Copy every entry exactly.

※ ※ ※

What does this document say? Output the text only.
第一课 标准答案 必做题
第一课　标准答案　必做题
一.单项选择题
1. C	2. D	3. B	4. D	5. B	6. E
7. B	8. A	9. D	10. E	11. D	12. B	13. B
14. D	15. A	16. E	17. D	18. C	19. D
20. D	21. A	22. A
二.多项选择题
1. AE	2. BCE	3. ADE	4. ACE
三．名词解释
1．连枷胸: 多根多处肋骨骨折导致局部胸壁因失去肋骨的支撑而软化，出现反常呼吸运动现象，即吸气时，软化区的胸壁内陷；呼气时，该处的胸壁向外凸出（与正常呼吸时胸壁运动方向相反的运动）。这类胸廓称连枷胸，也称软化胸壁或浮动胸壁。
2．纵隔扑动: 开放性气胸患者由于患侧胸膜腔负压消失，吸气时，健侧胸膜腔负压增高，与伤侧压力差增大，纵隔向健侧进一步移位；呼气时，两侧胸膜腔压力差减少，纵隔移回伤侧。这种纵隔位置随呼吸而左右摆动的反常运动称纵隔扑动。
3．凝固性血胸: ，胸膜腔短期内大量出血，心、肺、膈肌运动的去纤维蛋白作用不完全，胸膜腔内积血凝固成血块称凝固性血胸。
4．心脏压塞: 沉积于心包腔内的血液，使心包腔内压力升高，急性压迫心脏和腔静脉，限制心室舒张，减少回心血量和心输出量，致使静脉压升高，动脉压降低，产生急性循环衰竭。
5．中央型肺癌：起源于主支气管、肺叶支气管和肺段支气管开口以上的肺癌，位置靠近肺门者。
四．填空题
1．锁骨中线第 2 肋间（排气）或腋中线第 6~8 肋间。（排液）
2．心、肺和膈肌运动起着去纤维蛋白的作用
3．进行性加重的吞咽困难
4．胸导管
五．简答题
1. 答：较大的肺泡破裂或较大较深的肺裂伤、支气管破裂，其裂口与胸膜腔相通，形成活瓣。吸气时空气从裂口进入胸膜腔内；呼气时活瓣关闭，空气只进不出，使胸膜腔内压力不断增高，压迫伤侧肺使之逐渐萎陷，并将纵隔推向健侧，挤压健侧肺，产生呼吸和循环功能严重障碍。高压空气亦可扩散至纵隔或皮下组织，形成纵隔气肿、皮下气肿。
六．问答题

※ ※ ※

• Solution for this task
What does this document say? Output the text only.
第一课 标准答案 必做题
第一课　标准答案　必做题
一.单项选择题
1. C	2. D	3. B	4. D	5. B	6. E
7. B	8. A	9. D	10. E	11. D	12. B	13. B
14. D	15. A	16. E	17. D	18. C	19. D
20. D	21. A	22. A
二.多项选择题
1. AE	2. BCE	3. ADE	4. ACE
三．名词解释
1．连枷胸: 多根多处肋骨骨折导致局部胸壁因失去肋骨的支撑而软化，出现反常呼吸运动现象，即吸气时，软化区的胸壁内陷；呼气时，该处的胸壁向外凸出（与正常呼吸时胸壁运动方向相反的运动）。这类胸廓称连枷胸，也称软化胸壁或浮动胸壁。
2．纵隔扑动: 开放性气胸患者由于患侧胸膜腔负压消失，吸气时，健侧胸膜腔负压增高，与伤侧压力差增大，纵隔向健侧进一步移位；呼气时，两侧胸膜腔压力差减少，纵隔移回伤侧。这种纵隔位置随呼吸而左右摆动的反常运动称纵隔扑动。
3．凝固性血胸: ，胸膜腔短期内大量出血，心、肺、膈肌运动的去纤维蛋白作用不完全，胸膜腔内积血凝固成血块称凝固性血胸。
4．心脏压塞: 沉积于心包腔内的血液，使心包腔内压力升高，急性压迫心脏和腔静脉，限制心室舒张，减少回心血量和心输出量，致使静脉压升高，动脉压降低，产生急性循环衰竭。
5．中央型肺癌：起源于主支气管、肺叶支气管和肺段支气管开口以上的肺癌，位置靠近肺门者。
四．填空题
1．锁骨中线第 2 肋间（排气）或腋中线第 6~8 肋间。（排液）
2．心、肺和膈肌运动起着去纤维蛋白的作用
3．进行性加重的吞咽困难
4．胸导管
五．简答题
1. 答：较大的肺泡破裂或较大较深的肺裂伤、支气管破裂，其裂口与胸膜腔相通，形成活瓣。吸气时空气从裂口进入胸膜腔内；呼气时活瓣关闭，空气只进不出，使胸膜腔内压力不断增高，压迫伤侧肺使之逐渐萎陷，并将纵隔推向健侧，挤压健侧肺，产生呼吸和循环功能严重障碍。高压空气亦可扩散至纵隔或皮下组织，形成纵隔气肿、皮下气肿。
六．问答题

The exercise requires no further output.